*Goal of the exercise*:
Copy out every one of the records below, line by line, changing nothing.

*Task data*:
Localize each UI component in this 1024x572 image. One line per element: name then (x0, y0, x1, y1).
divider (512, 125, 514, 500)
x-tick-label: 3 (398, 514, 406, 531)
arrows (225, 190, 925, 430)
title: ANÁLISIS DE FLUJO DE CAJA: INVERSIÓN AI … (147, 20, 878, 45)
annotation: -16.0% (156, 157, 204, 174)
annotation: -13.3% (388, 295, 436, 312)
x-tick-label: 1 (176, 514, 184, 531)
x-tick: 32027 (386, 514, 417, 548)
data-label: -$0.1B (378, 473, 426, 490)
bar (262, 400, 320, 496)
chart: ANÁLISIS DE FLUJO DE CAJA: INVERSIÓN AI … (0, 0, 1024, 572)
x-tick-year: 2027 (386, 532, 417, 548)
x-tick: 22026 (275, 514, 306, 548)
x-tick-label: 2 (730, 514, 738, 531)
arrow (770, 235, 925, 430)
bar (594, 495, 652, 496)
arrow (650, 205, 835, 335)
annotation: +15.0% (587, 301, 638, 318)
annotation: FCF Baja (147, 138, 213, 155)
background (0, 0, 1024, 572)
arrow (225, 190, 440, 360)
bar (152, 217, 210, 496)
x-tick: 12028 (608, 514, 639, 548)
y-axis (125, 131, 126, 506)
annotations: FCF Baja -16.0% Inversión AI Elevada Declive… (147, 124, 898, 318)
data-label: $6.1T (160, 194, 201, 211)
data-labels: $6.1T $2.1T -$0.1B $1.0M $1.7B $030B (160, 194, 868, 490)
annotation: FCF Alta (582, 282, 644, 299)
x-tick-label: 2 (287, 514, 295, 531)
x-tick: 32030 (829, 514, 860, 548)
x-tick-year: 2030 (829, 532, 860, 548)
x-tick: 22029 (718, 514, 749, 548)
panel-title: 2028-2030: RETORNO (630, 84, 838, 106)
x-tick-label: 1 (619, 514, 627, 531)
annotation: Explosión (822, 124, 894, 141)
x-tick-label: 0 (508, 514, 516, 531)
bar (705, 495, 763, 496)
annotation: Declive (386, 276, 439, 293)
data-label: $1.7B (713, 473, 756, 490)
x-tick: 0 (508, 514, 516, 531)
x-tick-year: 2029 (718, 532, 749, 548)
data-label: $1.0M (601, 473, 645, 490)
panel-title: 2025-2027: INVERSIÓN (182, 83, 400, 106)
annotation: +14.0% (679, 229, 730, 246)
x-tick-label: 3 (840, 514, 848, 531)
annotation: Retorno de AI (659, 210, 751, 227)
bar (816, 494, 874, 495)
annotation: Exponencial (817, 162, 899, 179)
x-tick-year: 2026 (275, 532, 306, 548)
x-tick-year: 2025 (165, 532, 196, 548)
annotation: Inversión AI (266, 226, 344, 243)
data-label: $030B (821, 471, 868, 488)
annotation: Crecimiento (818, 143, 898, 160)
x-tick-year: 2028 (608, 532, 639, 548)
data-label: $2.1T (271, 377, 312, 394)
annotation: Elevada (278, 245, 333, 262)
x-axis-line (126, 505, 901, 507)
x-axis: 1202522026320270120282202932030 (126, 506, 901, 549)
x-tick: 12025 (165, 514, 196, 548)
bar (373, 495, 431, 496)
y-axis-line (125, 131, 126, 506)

*Written response*:
Localize each UI component in this 1024x572 image. One line per element: name then (x0, y0, x1, y1).
divider (512, 125, 514, 500)
x-tick-label: 3 (398, 514, 406, 531)
arrows (225, 190, 925, 430)
title: ANÁLISIS DE FLUJO DE CAJA: INVERSIÓN AI … (147, 20, 878, 45)
annotation: -16.0% (156, 157, 204, 174)
annotation: -13.3% (388, 295, 436, 312)
x-tick-label: 1 (176, 514, 184, 531)
x-tick: 32027 (386, 514, 417, 548)
data-label: -$0.1B (378, 473, 426, 490)
bar (262, 400, 320, 496)
chart: ANÁLISIS DE FLUJO DE CAJA: INVERSIÓN AI … (0, 0, 1024, 572)
x-tick-year: 2027 (386, 532, 417, 548)
x-tick: 22026 (275, 514, 306, 548)
x-tick-label: 2 (730, 514, 738, 531)
arrow (770, 235, 925, 430)
bar (594, 495, 652, 496)
arrow (650, 205, 835, 335)
annotation: +15.0% (587, 301, 638, 318)
annotation: FCF Baja (147, 138, 213, 155)
background (0, 0, 1024, 572)
arrow (225, 190, 440, 360)
bar (152, 217, 210, 496)
x-tick: 12028 (608, 514, 639, 548)
y-axis (125, 131, 126, 506)
annotations: FCF Baja -16.0% Inversión AI Elevada Declive… (147, 124, 898, 318)
data-label: $6.1T (160, 194, 201, 211)
data-labels: $6.1T $2.1T -$0.1B $1.0M $1.7B $030B (160, 194, 868, 490)
annotation: FCF Alta (582, 282, 644, 299)
x-tick-label: 2 (287, 514, 295, 531)
x-tick: 32030 (829, 514, 860, 548)
x-tick-year: 2030 (829, 532, 860, 548)
x-tick: 22029 (718, 514, 749, 548)
panel-title: 2028-2030: RETORNO (630, 84, 838, 106)
x-tick-label: 1 (619, 514, 627, 531)
annotation: Explosión (822, 124, 894, 141)
x-tick-label: 0 (508, 514, 516, 531)
bar (705, 495, 763, 496)
annotation: Declive (386, 276, 439, 293)
data-label: $1.7B (713, 473, 756, 490)
x-tick: 0 (508, 514, 516, 531)
x-tick-year: 2029 (718, 532, 749, 548)
data-label: $1.0M (601, 473, 645, 490)
panel-title: 2025-2027: INVERSIÓN (182, 83, 400, 106)
annotation: +14.0% (679, 229, 730, 246)
x-tick-label: 3 (840, 514, 848, 531)
annotation: Retorno de AI (659, 210, 751, 227)
bar (816, 494, 874, 495)
annotation: Exponencial (817, 162, 899, 179)
x-tick-year: 2026 (275, 532, 306, 548)
x-tick-year: 2025 (165, 532, 196, 548)
annotation: Inversión AI (266, 226, 344, 243)
data-label: $030B (821, 471, 868, 488)
annotation: Crecimiento (818, 143, 898, 160)
x-tick-year: 2028 (608, 532, 639, 548)
data-label: $2.1T (271, 377, 312, 394)
annotation: Elevada (278, 245, 333, 262)
x-axis-line (126, 505, 901, 507)
x-axis: 1202522026320270120282202932030 (126, 506, 901, 549)
x-tick: 12025 (165, 514, 196, 548)
bar (373, 495, 431, 496)
y-axis-line (125, 131, 126, 506)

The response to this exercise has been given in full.